Problem details
Each line below should be quoted exactly, please.

Records to process

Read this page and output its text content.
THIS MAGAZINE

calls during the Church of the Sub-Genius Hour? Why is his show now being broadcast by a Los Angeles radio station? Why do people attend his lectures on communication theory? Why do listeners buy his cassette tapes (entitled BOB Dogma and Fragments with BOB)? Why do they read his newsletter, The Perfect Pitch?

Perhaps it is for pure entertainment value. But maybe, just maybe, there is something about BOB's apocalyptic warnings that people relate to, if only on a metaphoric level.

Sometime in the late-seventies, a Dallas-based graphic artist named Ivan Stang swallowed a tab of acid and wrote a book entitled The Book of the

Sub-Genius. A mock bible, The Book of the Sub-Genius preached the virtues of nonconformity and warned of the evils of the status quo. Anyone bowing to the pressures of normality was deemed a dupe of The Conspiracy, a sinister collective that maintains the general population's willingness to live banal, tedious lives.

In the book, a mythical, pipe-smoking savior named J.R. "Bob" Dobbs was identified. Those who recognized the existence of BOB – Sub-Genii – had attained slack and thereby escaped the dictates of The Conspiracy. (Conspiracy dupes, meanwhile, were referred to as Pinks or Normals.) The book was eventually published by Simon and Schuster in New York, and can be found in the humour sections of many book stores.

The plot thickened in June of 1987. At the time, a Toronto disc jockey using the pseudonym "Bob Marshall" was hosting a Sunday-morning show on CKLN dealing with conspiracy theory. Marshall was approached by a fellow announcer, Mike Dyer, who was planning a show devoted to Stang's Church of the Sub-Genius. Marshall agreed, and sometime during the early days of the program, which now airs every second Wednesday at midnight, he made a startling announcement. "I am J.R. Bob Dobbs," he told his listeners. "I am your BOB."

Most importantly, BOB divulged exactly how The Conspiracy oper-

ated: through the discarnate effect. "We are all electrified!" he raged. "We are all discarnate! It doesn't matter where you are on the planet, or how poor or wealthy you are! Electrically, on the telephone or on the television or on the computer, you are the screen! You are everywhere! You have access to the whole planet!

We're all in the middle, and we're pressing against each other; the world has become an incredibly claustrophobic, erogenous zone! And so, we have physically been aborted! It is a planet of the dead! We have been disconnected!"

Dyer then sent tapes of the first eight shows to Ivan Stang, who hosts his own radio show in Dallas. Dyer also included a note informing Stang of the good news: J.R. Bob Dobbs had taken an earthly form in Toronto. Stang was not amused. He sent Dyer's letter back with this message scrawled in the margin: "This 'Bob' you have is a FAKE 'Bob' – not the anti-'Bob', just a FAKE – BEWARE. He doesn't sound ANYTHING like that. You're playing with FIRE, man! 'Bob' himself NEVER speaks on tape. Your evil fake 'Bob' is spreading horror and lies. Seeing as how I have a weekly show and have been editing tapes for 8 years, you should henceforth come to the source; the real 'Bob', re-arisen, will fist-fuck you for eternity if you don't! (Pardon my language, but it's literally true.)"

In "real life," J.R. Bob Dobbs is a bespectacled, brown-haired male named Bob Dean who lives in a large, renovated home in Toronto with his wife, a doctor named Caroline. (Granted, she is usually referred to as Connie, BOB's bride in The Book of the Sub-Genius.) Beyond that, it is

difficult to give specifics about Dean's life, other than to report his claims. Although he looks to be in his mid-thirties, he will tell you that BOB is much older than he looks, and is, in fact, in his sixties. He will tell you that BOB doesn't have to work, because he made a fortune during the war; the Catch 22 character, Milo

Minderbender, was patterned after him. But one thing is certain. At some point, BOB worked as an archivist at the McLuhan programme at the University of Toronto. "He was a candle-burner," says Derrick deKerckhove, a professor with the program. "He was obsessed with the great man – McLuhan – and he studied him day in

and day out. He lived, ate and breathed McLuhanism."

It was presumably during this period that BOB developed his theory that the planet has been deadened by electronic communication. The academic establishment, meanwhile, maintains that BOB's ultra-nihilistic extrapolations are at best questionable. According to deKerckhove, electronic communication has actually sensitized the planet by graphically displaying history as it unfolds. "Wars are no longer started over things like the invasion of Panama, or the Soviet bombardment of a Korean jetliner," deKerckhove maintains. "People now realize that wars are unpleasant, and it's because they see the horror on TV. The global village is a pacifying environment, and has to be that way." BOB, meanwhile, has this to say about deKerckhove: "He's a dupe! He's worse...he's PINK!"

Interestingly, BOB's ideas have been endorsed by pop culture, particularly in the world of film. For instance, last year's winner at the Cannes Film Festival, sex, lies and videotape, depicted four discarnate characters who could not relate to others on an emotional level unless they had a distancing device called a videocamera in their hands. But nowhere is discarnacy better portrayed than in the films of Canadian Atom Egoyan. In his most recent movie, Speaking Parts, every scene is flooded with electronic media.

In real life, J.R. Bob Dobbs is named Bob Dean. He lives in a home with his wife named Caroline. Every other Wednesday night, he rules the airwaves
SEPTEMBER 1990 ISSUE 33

Task output
Read this page and output its text content.
THIS MAGAZINE

calls during the Church of the Sub-Genius Hour? Why is his show now being broadcast by a Los Angeles radio station? Why do people attend his lectures on communication theory? Why do listeners buy his cassette tapes (entitled BOB Dogma and Fragments with BOB)? Why do they read his newsletter, The Perfect Pitch?

Perhaps it is for pure entertainment value. But maybe, just maybe, there is something about BOB's apocalyptic warnings that people relate to, if only on a metaphoric level.

Sometime in the late-seventies, a Dallas-based graphic artist named Ivan Stang swallowed a tab of acid and wrote a book entitled The Book of the

Sub-Genius. A mock bible, The Book of the Sub-Genius preached the virtues of nonconformity and warned of the evils of the status quo. Anyone bowing to the pressures of normality was deemed a dupe of The Conspiracy, a sinister collective that maintains the general population's willingness to live banal, tedious lives.

In the book, a mythical, pipe-smoking savior named J.R. "Bob" Dobbs was identified. Those who recognized the existence of BOB – Sub-Genii – had attained slack and thereby escaped the dictates of The Conspiracy. (Conspiracy dupes, meanwhile, were referred to as Pinks or Normals.) The book was eventually published by Simon and Schuster in New York, and can be found in the humour sections of many book stores.

The plot thickened in June of 1987. At the time, a Toronto disc jockey using the pseudonym "Bob Marshall" was hosting a Sunday-morning show on CKLN dealing with conspiracy theory. Marshall was approached by a fellow announcer, Mike Dyer, who was planning a show devoted to Stang's Church of the Sub-Genius. Marshall agreed, and sometime during the early days of the program, which now airs every second Wednesday at midnight, he made a startling announcement. "I am J.R. Bob Dobbs," he told his listeners. "I am your BOB."

Most importantly, BOB divulged exactly how The Conspiracy oper-

ated: through the discarnate effect. "We are all electrified!" he raged. "We are all discarnate! It doesn't matter where you are on the planet, or how poor or wealthy you are! Electrically, on the telephone or on the television or on the computer, you are the screen! You are everywhere! You have access to the whole planet!

We're all in the middle, and we're pressing against each other; the world has become an incredibly claustrophobic, erogenous zone! And so, we have physically been aborted! It is a planet of the dead! We have been disconnected!"

Dyer then sent tapes of the first eight shows to Ivan Stang, who hosts his own radio show in Dallas. Dyer also included a note informing Stang of the good news: J.R. Bob Dobbs had taken an earthly form in Toronto. Stang was not amused. He sent Dyer's letter back with this message scrawled in the margin: "This 'Bob' you have is a FAKE 'Bob' – not the anti-'Bob', just a FAKE – BEWARE. He doesn't sound ANYTHING like that. You're playing with FIRE, man! 'Bob' himself NEVER speaks on tape. Your evil fake 'Bob' is spreading horror and lies. Seeing as how I have a weekly show and have been editing tapes for 8 years, you should henceforth come to the source; the real 'Bob', re-arisen, will fist-fuck you for eternity if you don't! (Pardon my language, but it's literally true.)"

In "real life," J.R. Bob Dobbs is a bespectacled, brown-haired male named Bob Dean who lives in a large, renovated home in Toronto with his wife, a doctor named Caroline. (Granted, she is usually referred to as Connie, BOB's bride in The Book of the Sub-Genius.) Beyond that, it is

difficult to give specifics about Dean's life, other than to report his claims. Although he looks to be in his mid-thirties, he will tell you that BOB is much older than he looks, and is, in fact, in his sixties. He will tell you that BOB doesn't have to work, because he made a fortune during the war; the Catch 22 character, Milo

Minderbender, was patterned after him. But one thing is certain. At some point, BOB worked as an archivist at the McLuhan programme at the University of Toronto. "He was a candle-burner," says Derrick deKerckhove, a professor with the program. "He was obsessed with the great man – McLuhan – and he studied him day in

and day out. He lived, ate and breathed McLuhanism."

It was presumably during this period that BOB developed his theory that the planet has been deadened by electronic communication. The academic establishment, meanwhile, maintains that BOB's ultra-nihilistic extrapolations are at best questionable. According to deKerckhove, electronic communication has actually sensitized the planet by graphically displaying history as it unfolds. "Wars are no longer started over things like the invasion of Panama, or the Soviet bombardment of a Korean jetliner," deKerckhove maintains. "People now realize that wars are unpleasant, and it's because they see the horror on TV. The global village is a pacifying environment, and has to be that way." BOB, meanwhile, has this to say about deKerckhove: "He's a dupe! He's worse...he's PINK!"

Interestingly, BOB's ideas have been endorsed by pop culture, particularly in the world of film. For instance, last year's winner at the Cannes Film Festival, sex, lies and videotape, depicted four discarnate characters who could not relate to others on an emotional level unless they had a distancing device called a videocamera in their hands. But nowhere is discarnacy better portrayed than in the films of Canadian Atom Egoyan. In his most recent movie, Speaking Parts, every scene is flooded with electronic media.

In real life, J.R. Bob Dobbs is named Bob Dean. He lives in a home with his wife named Caroline. Every other Wednesday night, he rules the airwaves
SEPTEMBER 1990 ISSUE 33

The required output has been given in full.